TASK TO COMPLETE: Exclude all pictures, then copy each of the records exactly as written.

DATASET EXCERPTS:
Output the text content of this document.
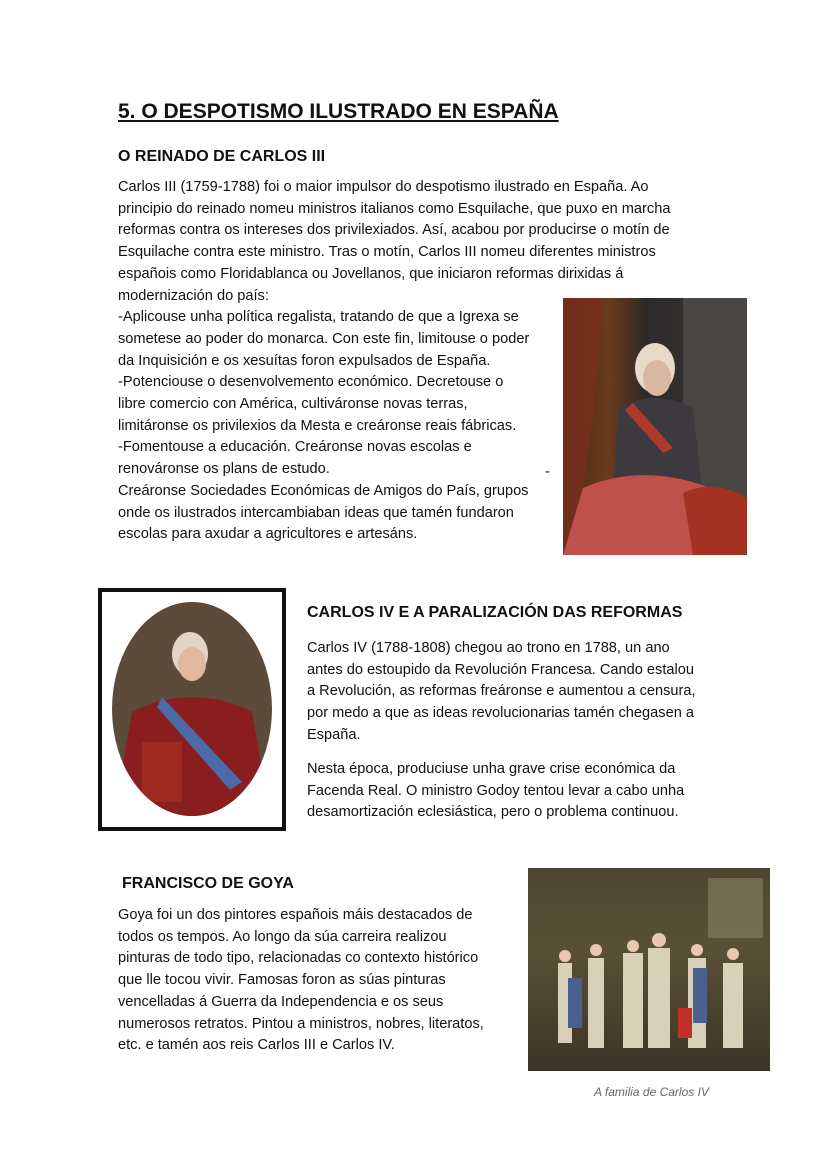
5. O DESPOTISMO ILUSTRADO EN ESPAÑA
O REINADO DE CARLOS III
Carlos III (1759-1788) foi o maior impulsor do despotismo ilustrado en España. Ao
principio do reinado nomeu ministros italianos como Esquilache, que puxo en marcha
reformas contra os intereses dos privilexiados. Así, acabou por producirse o motín de
Esquilache contra este ministro. Tras o motín, Carlos III nomeu diferentes ministros
españois como Floridablanca ou Jovellanos, que iniciaron reformas dirixidas á
modernización do país:
-Aplicouse unha política regalista, tratando de que a Igrexa se
sometese ao poder do monarca. Con este fin, limitouse o poder
da Inquisición e os xesuítas foron expulsados de España.
-Potenciouse o desenvolvemento económico. Decretouse o
libre comercio con América, cultiváronse novas terras,
limitáronse os privilexios da Mesta e creáronse reais fábricas.
-Fomentouse a educación. Creáronse novas escolas e
renováronse os plans de estudo.
Creáronse Sociedades Económicas de Amigos do País, grupos
onde os ilustrados intercambiaban ideas que tamén fundaron
escolas para axudar a agricultores e artesáns.
-
CARLOS IV E A PARALIZACIÓN DAS REFORMAS
Carlos IV (1788-1808) chegou ao trono en 1788, un ano
antes do estoupido da Revolución Francesa. Cando estalou
a Revolución, as reformas freáronse e aumentou a censura,
por medo a que as ideas revolucionarias tamén chegasen a
España.
Nesta época, produciuse unha grave crise económica da
Facenda Real. O ministro Godoy tentou levar a cabo unha
desamortización eclesiástica, pero o problema continuou.
FRANCISCO DE GOYA
Goya foi un dos pintores españois máis destacados de
todos os tempos. Ao longo da súa carreira realizou
pinturas de todo tipo, relacionadas co contexto histórico
que lle tocou vivir. Famosas foron as súas pinturas
vencelladas á Guerra da Independencia e os seus
numerosos retratos. Pintou a ministros, nobres, literatos,
etc. e tamén aos reis Carlos III e Carlos IV.
A familia de Carlos IV
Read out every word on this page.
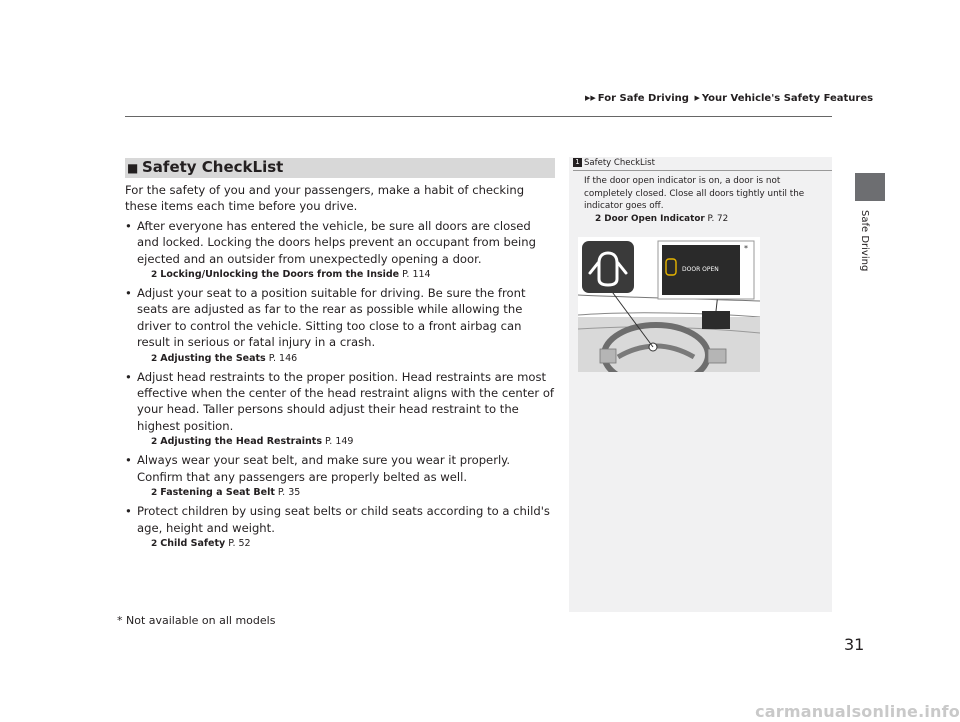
▶▶ For Safe Driving ▶ Your Vehicle's Safety Features
Safe Driving
■ Safety CheckList

For the safety of you and your passengers, make a habit of checking these items each time before you drive.

• After everyone has entered the vehicle, be sure all doors are closed and locked. Locking the doors helps prevent an occupant from being ejected and an outsider from unexpectedly opening a door.
2 Locking/Unlocking the Doors from the Inside P. 114
• Adjust your seat to a position suitable for driving. Be sure the front seats are adjusted as far to the rear as possible while allowing the driver to control the vehicle. Sitting too close to a front airbag can result in serious or fatal injury in a crash.
2 Adjusting the Seats P. 146
• Adjust head restraints to the proper position. Head restraints are most effective when the center of the head restraint aligns with the center of your head. Taller persons should adjust their head restraint to the highest position.
2 Adjusting the Head Restraints P. 149
• Always wear your seat belt, and make sure you wear it properly. Confirm that any passengers are properly belted as well.
2 Fastening a Seat Belt P. 35
• Protect children by using seat belts or child seats according to a child's age, height and weight.
2 Child Safety P. 52
1 Safety CheckList
If the door open indicator is on, a door is not completely closed. Close all doors tightly until the indicator goes off.
2 Door Open Indicator P. 72
DOOR OPEN
*
* Not available on all models
31
carmanualsonline.info
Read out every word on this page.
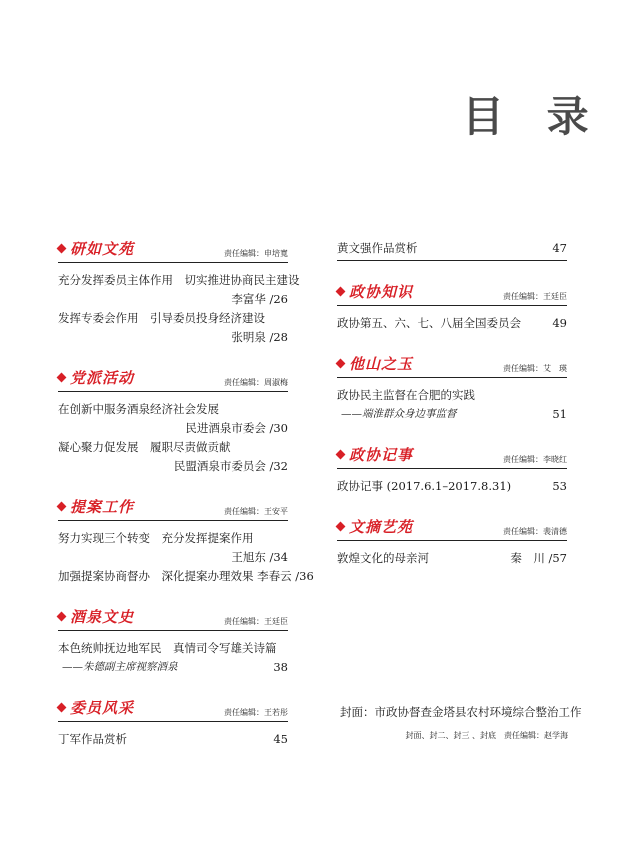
目 录
研如文苑	责任编辑：申培寬
充分发挥委员主体作用　切实推进协商民主建设
李富华 /26
发挥专委会作用　引导委员投身经济建设
张明泉 /28
党派活动	责任编辑：周淑梅
在创新中服务酒泉经济社会发展
民进酒泉市委会 /30
凝心聚力促发展　履职尽责做贡献
民盟酒泉市委员会 /32
提案工作	责任编辑：王安平
努力实现三个转变　充分发挥提案作用
王旭东 /34
加强提案协商督办　深化提案办理效果 李春云 /36
酒泉文史	责任编辑：王廷臣
本色统帅抚边地军民　真情司令写雄关诗篇
——朱德副主席视察酒泉	38
委员风采	责任编辑：王若彤
丁军作品赏析	45
黄文强作品赏析	47
政协知识	责任编辑：王廷臣
政协第五、六、七、八届全国委员会	49
他山之玉	责任编辑：艾　瑛
政协民主监督在合肥的实践
——端淮群众身边事监督	51
政协记事	责任编辑：李晓红
政协记事 (2017.6.1–2017.8.31)	53
文摘艺苑	责任编辑：裴清德
敦煌文化的母亲河	秦　川 /57
封面：市政协督查金塔县农村环境综合整治工作
封面、封二、封三 、封底　责任编辑：赵学海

ANSWER TO THIS EXERCISE:
Output the text content of this document.
5. O DESPOTISMO ILUSTRADO EN ESPAÑA
O REINADO DE CARLOS III
Carlos III (1759-1788) foi o maior impulsor do despotismo ilustrado en España. Ao
principio do reinado nomeu ministros italianos como Esquilache, que puxo en marcha
reformas contra os intereses dos privilexiados. Así, acabou por producirse o motín de
Esquilache contra este ministro. Tras o motín, Carlos III nomeu diferentes ministros
españois como Floridablanca ou Jovellanos, que iniciaron reformas dirixidas á
modernización do país:
-Aplicouse unha política regalista, tratando de que a Igrexa se
sometese ao poder do monarca. Con este fin, limitouse o poder
da Inquisición e os xesuítas foron expulsados de España.
-Potenciouse o desenvolvemento económico. Decretouse o
libre comercio con América, cultiváronse novas terras,
limitáronse os privilexios da Mesta e creáronse reais fábricas.
-Fomentouse a educación. Creáronse novas escolas e
renováronse os plans de estudo.
Creáronse Sociedades Económicas de Amigos do País, grupos
onde os ilustrados intercambiaban ideas que tamén fundaron
escolas para axudar a agricultores e artesáns.
-
CARLOS IV E A PARALIZACIÓN DAS REFORMAS
Carlos IV (1788-1808) chegou ao trono en 1788, un ano
antes do estoupido da Revolución Francesa. Cando estalou
a Revolución, as reformas freáronse e aumentou a censura,
por medo a que as ideas revolucionarias tamén chegasen a
España.
Nesta época, produciuse unha grave crise económica da
Facenda Real. O ministro Godoy tentou levar a cabo unha
desamortización eclesiástica, pero o problema continuou.
FRANCISCO DE GOYA
Goya foi un dos pintores españois máis destacados de
todos os tempos. Ao longo da súa carreira realizou
pinturas de todo tipo, relacionadas co contexto histórico
que lle tocou vivir. Famosas foron as súas pinturas
vencelladas á Guerra da Independencia e os seus
numerosos retratos. Pintou a ministros, nobres, literatos,
etc. e tamén aos reis Carlos III e Carlos IV.
A familia de Carlos IV
Read out every word on this page.
▶▶ For Safe Driving ▶ Your Vehicle's Safety Features
Safe Driving
■ Safety CheckList

For the safety of you and your passengers, make a habit of checking these items each time before you drive.

• After everyone has entered the vehicle, be sure all doors are closed and locked. Locking the doors helps prevent an occupant from being ejected and an outsider from unexpectedly opening a door.
2 Locking/Unlocking the Doors from the Inside P. 114
• Adjust your seat to a position suitable for driving. Be sure the front seats are adjusted as far to the rear as possible while allowing the driver to control the vehicle. Sitting too close to a front airbag can result in serious or fatal injury in a crash.
2 Adjusting the Seats P. 146
• Adjust head restraints to the proper position. Head restraints are most effective when the center of the head restraint aligns with the center of your head. Taller persons should adjust their head restraint to the highest position.
2 Adjusting the Head Restraints P. 149
• Always wear your seat belt, and make sure you wear it properly. Confirm that any passengers are properly belted as well.
2 Fastening a Seat Belt P. 35
• Protect children by using seat belts or child seats according to a child's age, height and weight.
2 Child Safety P. 52
1 Safety CheckList
If the door open indicator is on, a door is not completely closed. Close all doors tightly until the indicator goes off.
2 Door Open Indicator P. 72
DOOR OPEN
*
* Not available on all models
31
carmanualsonline.info
Read out every word on this page.
目 录
研如文苑	责任编辑：申培寬
充分发挥委员主体作用　切实推进协商民主建设
李富华 /26
发挥专委会作用　引导委员投身经济建设
张明泉 /28
党派活动	责任编辑：周淑梅
在创新中服务酒泉经济社会发展
民进酒泉市委会 /30
凝心聚力促发展　履职尽责做贡献
民盟酒泉市委员会 /32
提案工作	责任编辑：王安平
努力实现三个转变　充分发挥提案作用
王旭东 /34
加强提案协商督办　深化提案办理效果 李春云 /36
酒泉文史	责任编辑：王廷臣
本色统帅抚边地军民　真情司令写雄关诗篇
——朱德副主席视察酒泉	38
委员风采	责任编辑：王若彤
丁军作品赏析	45
黄文强作品赏析	47
政协知识	责任编辑：王廷臣
政协第五、六、七、八届全国委员会	49
他山之玉	责任编辑：艾　瑛
政协民主监督在合肥的实践
——端淮群众身边事监督	51
政协记事	责任编辑：李晓红
政协记事 (2017.6.1–2017.8.31)	53
文摘艺苑	责任编辑：裴清德
敦煌文化的母亲河	秦　川 /57
封面：市政协督查金塔县农村环境综合整治工作
封面、封二、封三 、封底　责任编辑：赵学海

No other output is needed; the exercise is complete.